• Required task:
Copy out verbatim every row from the one containing "Patent image size: (727, 709)." down to the one containing "The first jack 82′ is at (212, 385).", including both of those rows.

• Task data:
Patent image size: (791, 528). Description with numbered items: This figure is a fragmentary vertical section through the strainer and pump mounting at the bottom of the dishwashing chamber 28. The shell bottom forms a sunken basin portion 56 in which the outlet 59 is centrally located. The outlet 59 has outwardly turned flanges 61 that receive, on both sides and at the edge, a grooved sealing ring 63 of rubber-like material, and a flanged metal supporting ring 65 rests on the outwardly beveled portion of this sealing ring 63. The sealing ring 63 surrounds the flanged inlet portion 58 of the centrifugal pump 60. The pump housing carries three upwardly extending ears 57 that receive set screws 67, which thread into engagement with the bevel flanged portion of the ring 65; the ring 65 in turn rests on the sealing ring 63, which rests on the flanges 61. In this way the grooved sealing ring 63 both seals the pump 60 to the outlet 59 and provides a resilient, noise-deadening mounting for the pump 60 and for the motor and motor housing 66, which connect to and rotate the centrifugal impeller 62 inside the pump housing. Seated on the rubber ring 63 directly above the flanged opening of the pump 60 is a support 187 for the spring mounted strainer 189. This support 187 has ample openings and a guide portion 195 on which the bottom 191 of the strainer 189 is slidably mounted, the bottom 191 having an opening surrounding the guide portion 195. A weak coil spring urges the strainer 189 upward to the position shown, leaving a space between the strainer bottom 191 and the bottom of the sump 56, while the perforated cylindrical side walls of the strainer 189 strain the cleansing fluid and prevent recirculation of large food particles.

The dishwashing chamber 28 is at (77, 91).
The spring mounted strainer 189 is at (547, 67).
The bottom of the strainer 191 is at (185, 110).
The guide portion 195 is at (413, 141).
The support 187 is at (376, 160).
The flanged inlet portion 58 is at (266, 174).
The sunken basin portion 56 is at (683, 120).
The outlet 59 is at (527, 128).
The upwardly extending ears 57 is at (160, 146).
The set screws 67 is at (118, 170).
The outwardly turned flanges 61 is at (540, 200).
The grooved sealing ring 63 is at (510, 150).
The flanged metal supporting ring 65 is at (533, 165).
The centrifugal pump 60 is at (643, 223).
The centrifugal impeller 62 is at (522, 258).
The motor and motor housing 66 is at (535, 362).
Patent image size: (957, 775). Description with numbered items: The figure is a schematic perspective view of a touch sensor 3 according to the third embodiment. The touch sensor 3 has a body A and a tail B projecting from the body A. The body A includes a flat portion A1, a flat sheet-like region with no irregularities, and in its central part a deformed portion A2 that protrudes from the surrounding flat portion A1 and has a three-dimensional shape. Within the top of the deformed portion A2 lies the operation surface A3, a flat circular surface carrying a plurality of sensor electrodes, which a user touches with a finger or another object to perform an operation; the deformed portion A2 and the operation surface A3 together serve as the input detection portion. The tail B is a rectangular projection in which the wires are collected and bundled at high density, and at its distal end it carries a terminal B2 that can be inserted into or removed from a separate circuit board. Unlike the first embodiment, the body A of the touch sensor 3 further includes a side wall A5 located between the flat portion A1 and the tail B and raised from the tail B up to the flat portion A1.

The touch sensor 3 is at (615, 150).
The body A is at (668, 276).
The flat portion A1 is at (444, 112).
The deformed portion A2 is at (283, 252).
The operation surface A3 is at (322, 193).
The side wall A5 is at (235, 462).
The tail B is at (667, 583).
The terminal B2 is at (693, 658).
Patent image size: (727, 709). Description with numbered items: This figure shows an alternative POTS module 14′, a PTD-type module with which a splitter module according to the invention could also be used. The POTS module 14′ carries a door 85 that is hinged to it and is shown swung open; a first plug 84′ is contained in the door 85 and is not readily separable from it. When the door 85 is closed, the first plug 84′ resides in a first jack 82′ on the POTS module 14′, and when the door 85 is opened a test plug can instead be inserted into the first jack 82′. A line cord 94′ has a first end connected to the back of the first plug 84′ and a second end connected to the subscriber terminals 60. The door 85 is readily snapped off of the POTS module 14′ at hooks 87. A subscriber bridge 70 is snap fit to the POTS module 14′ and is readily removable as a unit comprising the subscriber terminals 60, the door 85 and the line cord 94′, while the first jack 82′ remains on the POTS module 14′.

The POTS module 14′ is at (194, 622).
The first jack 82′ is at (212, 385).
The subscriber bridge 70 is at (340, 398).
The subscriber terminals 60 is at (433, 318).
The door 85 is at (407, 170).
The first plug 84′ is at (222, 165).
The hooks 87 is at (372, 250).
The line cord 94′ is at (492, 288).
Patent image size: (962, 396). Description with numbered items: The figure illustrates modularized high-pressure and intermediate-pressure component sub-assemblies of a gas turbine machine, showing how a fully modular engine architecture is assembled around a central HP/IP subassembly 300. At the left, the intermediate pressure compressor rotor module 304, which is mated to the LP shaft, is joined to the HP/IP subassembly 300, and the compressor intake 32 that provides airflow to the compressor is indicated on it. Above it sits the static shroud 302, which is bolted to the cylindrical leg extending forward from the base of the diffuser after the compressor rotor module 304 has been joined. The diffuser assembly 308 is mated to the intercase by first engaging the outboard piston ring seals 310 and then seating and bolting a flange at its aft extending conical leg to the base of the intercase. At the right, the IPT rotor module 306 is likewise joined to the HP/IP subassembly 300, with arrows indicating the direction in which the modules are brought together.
---
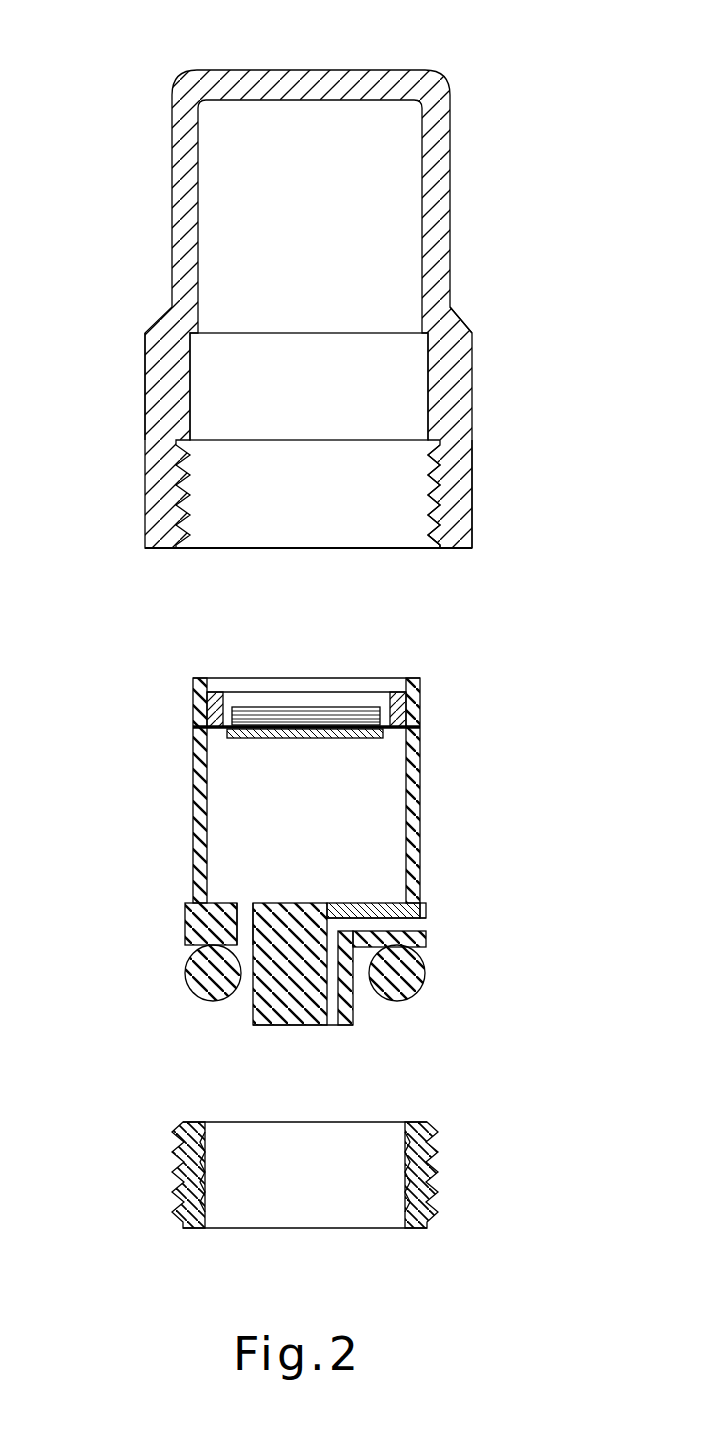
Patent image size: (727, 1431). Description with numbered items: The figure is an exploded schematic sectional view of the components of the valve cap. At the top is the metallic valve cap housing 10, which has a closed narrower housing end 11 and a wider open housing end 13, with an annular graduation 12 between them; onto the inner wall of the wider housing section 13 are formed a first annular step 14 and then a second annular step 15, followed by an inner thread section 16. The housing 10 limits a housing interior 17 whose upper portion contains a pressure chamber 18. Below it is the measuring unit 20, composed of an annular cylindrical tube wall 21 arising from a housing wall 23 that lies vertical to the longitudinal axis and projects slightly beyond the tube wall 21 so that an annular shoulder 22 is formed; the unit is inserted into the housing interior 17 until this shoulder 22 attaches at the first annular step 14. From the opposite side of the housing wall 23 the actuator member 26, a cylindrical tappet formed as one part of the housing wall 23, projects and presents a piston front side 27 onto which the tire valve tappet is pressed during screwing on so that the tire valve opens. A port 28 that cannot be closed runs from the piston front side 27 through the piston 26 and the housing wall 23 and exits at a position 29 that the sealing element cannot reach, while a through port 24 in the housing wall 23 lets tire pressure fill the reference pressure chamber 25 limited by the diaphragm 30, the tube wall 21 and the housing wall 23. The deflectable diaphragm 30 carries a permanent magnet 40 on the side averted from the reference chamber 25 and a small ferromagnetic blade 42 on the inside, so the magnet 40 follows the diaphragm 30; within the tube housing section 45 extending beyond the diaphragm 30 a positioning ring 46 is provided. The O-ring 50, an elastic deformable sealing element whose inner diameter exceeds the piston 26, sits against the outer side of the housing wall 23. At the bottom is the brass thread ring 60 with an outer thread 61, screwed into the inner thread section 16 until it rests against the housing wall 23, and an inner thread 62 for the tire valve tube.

• Response below:
Patent image size: (727, 709). Description with numbered items: This figure shows an alternative POTS module 14′, a PTD-type module with which a splitter module according to the invention could also be used. The POTS module 14′ carries a door 85 that is hinged to it and is shown swung open; a first plug 84′ is contained in the door 85 and is not readily separable from it. When the door 85 is closed, the first plug 84′ resides in a first jack 82′ on the POTS module 14′, and when the door 85 is opened a test plug can instead be inserted into the first jack 82′. A line cord 94′ has a first end connected to the back of the first plug 84′ and a second end connected to the subscriber terminals 60. The door 85 is readily snapped off of the POTS module 14′ at hooks 87. A subscriber bridge 70 is snap fit to the POTS module 14′ and is readily removable as a unit comprising the subscriber terminals 60, the door 85 and the line cord 94′, while the first jack 82′ remains on the POTS module 14′.

The POTS module 14′ is at (194, 622).
The first jack 82′ is at (212, 385).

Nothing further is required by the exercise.